Given problem.
Report each line of the data that has "name" somewhere in it.
================
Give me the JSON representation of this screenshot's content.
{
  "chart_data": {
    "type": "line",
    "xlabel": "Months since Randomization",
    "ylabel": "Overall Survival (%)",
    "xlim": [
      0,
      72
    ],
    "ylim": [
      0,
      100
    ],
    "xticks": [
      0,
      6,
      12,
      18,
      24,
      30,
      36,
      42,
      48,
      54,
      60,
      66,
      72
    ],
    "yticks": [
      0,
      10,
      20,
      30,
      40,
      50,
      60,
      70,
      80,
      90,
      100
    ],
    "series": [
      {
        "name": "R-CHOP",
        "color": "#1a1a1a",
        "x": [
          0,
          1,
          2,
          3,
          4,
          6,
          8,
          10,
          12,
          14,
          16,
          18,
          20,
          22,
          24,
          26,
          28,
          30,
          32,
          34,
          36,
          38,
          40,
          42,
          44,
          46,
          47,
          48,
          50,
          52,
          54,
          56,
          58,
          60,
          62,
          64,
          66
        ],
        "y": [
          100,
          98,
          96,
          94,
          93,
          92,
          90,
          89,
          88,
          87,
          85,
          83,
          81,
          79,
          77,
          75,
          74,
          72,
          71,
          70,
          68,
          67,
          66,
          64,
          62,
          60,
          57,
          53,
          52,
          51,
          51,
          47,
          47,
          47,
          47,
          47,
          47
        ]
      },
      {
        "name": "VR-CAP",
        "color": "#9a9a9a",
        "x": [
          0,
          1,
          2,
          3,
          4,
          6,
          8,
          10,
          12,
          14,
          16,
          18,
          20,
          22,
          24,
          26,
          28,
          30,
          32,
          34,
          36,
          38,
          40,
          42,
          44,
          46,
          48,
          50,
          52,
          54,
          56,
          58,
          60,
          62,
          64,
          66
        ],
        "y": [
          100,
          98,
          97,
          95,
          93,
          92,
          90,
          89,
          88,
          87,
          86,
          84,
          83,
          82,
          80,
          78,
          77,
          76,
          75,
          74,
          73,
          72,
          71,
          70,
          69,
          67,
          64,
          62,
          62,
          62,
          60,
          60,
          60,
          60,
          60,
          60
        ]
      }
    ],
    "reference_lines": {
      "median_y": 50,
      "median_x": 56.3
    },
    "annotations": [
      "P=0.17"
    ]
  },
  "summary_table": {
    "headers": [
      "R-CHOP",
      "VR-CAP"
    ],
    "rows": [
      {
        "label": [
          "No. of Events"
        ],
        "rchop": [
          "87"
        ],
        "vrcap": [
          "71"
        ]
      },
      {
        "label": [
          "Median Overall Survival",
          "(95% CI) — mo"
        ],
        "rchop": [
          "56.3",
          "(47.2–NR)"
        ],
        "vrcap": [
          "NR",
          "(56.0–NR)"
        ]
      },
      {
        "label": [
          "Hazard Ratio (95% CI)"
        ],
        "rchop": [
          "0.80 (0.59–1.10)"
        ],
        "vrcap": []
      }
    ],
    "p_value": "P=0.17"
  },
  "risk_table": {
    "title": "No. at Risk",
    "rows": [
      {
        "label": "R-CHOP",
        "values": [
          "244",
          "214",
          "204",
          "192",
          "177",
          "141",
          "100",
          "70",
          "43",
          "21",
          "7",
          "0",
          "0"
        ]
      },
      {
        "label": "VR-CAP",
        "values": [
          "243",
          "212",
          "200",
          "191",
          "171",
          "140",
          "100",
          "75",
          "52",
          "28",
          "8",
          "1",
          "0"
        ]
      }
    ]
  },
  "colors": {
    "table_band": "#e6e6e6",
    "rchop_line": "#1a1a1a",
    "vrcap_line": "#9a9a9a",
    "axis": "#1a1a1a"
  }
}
================
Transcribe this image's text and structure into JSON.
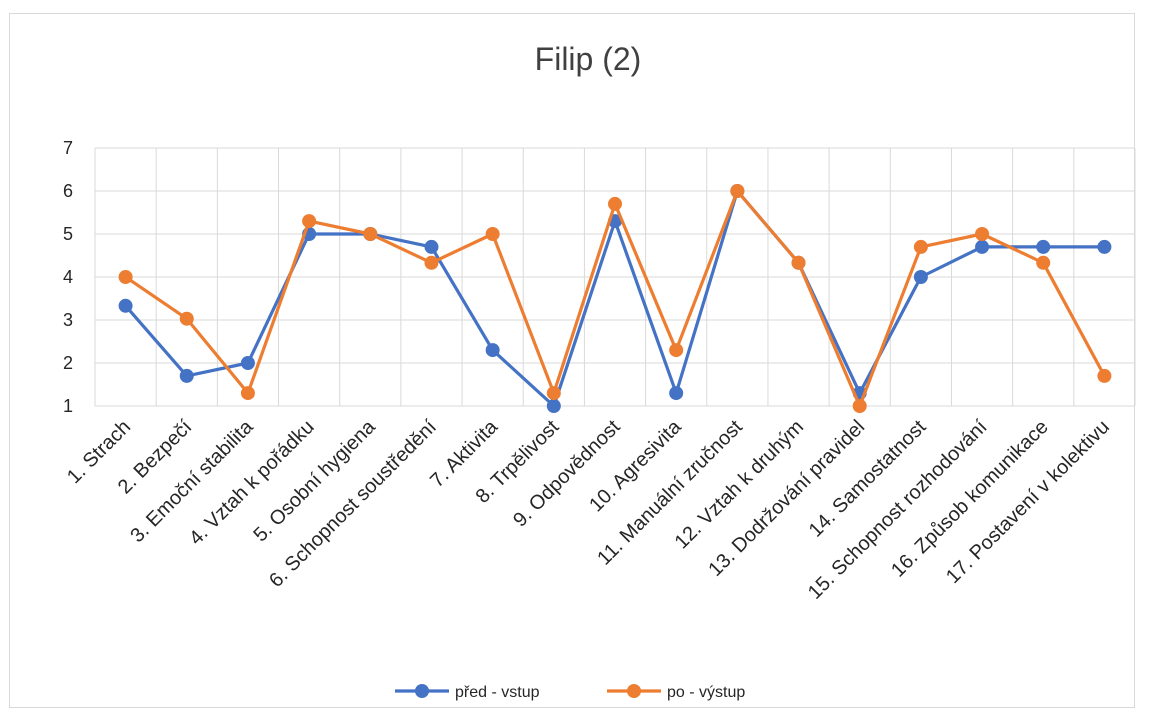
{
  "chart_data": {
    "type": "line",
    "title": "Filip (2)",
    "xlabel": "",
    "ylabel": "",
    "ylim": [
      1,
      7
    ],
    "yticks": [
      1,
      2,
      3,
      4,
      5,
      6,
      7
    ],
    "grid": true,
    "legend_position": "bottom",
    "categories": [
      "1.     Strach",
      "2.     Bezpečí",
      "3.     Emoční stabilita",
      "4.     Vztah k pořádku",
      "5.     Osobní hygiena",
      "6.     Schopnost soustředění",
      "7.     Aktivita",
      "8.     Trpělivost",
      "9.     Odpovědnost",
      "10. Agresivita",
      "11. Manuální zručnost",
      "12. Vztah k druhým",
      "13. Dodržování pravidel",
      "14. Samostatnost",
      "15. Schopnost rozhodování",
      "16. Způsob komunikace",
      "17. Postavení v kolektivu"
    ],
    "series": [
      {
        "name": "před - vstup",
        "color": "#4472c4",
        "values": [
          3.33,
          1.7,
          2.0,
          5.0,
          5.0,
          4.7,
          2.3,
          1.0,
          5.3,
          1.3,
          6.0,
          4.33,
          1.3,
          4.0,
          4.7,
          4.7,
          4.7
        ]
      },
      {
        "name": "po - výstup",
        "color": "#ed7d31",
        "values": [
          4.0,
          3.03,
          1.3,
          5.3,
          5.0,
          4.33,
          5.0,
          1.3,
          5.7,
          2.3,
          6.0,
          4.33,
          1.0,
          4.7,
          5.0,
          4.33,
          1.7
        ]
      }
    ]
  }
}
================
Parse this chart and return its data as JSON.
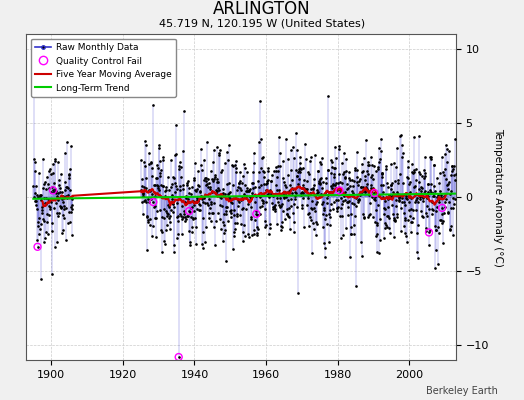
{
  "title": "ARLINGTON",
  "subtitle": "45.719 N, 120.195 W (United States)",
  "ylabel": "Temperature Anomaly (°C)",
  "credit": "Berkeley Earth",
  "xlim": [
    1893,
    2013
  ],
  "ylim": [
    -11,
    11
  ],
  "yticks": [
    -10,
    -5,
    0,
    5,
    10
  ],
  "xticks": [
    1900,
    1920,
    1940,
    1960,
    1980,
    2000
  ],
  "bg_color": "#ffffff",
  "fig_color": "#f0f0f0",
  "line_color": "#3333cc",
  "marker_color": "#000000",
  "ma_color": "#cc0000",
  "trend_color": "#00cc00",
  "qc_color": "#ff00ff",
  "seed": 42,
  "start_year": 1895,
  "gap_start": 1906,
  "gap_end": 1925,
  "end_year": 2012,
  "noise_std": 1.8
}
================
Solution to this exercise.
        "name": "R-CHOP",
        "name": "VR-CAP",
        "name": "před - vstup",
        "name": "po - výstup",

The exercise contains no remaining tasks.